───── Data provided

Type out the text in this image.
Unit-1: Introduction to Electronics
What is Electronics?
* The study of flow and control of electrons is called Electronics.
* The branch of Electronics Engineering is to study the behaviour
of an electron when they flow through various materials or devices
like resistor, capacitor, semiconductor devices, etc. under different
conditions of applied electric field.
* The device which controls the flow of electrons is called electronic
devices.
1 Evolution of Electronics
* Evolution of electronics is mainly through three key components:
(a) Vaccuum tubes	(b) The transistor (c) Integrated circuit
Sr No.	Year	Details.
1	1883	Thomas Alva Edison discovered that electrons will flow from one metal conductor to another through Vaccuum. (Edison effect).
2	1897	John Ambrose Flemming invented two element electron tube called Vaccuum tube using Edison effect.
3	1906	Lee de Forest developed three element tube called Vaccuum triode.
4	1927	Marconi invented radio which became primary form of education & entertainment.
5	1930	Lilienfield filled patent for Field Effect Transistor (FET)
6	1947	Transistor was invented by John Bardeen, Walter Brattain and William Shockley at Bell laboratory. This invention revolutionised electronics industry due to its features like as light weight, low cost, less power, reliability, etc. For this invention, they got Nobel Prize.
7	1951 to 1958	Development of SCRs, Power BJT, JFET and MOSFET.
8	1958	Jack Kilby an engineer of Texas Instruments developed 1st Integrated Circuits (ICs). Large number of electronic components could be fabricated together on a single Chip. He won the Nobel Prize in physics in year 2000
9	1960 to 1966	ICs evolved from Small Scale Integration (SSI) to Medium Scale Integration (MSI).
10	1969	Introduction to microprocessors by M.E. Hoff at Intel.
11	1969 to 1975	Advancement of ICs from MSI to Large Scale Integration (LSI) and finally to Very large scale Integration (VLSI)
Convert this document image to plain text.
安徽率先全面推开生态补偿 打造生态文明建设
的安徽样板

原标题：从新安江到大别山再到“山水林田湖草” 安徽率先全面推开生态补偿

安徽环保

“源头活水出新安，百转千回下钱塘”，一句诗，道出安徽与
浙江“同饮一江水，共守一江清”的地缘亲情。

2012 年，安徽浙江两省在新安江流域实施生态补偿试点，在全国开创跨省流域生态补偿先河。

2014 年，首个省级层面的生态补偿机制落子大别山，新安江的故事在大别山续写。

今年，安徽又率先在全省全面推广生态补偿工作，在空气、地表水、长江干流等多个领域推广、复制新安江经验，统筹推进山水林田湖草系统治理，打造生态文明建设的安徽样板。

──────────

Show the lines that mention the word "Introduction".

Unit-1: Introduction to Electronics
10	1969	Introduction to microprocessors by M.E. Hoff at Intel.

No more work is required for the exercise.